## Task statement:
Transcribe the part of the comment on Andrea's marriage to Tom starting at "What jumped out" and ending at "fantasies regarding children.".

## Given passage:
☆ ☆ ☆ ☆
I watched this and was struck with how sure and aggressive Andrea was about marrying Tom. They met and married within a very short amount of time and  she kept saying let's hurry up and get engaged already. I know sometimes people know when it's right but this seemed odd especially since he had already been married to someone who wasnt  a great choice and had a child.  

What jumped out at me was that she graduated at 16 and thought she should get married right away. And then she had to wait "four long years" till she was 20 to get married. It seems like she was just going to marry the first person she could. It reminds me of Miss Raquel who had a similar plan but luckily didn't manage to get a man to marry her. Andrea said she was very anxious to get on with life by getting married. She was desperate to start living out all her fantasies regarding children.
☆ ☆ ☆ ☆
## Extracted records:

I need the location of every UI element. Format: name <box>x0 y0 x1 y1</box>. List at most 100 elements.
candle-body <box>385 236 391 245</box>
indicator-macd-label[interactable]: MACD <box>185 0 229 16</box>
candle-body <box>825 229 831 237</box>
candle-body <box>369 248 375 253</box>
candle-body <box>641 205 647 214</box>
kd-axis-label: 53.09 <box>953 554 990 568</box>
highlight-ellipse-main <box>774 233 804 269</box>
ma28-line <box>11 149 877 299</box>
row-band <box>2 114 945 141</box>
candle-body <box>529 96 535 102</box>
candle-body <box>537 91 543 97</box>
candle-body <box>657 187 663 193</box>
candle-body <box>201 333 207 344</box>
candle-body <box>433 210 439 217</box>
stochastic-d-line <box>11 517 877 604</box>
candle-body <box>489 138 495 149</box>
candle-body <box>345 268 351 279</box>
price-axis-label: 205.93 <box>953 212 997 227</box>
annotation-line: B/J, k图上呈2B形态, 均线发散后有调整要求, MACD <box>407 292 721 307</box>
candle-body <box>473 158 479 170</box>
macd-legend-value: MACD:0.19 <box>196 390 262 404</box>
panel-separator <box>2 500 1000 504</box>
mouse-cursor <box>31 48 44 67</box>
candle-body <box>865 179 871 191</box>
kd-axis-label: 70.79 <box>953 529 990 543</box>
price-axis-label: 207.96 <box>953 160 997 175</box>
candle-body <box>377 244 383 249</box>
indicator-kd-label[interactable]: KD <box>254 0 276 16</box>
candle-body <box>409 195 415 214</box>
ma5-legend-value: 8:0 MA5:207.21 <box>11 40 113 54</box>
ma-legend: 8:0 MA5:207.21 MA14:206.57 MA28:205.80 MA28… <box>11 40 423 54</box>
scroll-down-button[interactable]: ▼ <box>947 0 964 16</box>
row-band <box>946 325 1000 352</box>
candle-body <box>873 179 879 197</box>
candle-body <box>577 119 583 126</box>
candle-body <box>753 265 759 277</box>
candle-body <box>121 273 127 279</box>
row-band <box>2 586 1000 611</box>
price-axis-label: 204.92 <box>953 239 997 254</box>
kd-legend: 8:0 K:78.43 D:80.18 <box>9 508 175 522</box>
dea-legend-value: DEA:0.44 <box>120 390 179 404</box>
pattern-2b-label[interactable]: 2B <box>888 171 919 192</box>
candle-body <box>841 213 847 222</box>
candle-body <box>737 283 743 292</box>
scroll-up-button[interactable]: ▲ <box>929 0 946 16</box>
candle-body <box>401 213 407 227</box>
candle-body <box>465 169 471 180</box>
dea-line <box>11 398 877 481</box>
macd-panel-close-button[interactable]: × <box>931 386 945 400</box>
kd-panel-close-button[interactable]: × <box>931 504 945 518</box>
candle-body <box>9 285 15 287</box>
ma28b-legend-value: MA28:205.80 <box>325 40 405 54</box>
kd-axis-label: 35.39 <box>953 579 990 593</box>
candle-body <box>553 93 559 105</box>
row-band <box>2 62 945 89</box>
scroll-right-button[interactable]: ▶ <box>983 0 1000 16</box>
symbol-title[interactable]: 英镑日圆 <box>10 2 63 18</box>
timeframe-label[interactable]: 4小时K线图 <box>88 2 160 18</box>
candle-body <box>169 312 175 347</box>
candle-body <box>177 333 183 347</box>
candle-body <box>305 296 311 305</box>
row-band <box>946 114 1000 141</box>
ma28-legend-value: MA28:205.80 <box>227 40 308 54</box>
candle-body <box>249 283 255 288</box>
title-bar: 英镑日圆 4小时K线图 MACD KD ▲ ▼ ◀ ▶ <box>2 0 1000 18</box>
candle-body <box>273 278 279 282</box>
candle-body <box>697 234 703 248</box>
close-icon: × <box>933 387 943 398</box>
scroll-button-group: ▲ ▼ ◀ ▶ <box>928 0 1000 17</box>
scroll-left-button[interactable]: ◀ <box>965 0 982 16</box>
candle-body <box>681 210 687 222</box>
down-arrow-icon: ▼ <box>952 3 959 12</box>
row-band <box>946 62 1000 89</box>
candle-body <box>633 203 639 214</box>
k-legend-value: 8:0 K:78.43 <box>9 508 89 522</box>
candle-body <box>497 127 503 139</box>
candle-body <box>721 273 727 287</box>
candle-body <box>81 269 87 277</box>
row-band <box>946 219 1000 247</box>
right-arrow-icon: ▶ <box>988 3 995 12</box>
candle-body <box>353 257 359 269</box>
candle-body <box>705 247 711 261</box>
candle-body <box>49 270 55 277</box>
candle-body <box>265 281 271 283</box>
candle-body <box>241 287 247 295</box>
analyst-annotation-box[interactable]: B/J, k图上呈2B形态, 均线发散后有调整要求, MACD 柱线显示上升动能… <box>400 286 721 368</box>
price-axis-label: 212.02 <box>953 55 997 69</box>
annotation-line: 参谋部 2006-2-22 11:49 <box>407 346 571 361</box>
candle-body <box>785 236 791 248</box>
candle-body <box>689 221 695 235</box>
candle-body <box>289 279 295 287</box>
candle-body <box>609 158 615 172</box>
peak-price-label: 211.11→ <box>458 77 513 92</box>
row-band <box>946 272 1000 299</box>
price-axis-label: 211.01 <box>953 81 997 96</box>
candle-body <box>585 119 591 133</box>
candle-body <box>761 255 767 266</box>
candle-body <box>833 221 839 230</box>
☆ ☆ ☆ ☆
## Response area:
What jumped out at me was that she graduated at 16 and thought she should get married right away. And then she had to wait "four long years" till she was 20 to get married. It seems like she was just going to marry the first person she could. It reminds me of Miss Raquel who had a similar plan but luckily didn't manage to get a man to marry her. Andrea said she was very anxious to get on with life by getting married. She was desperate to start living out all her fantasies regarding children.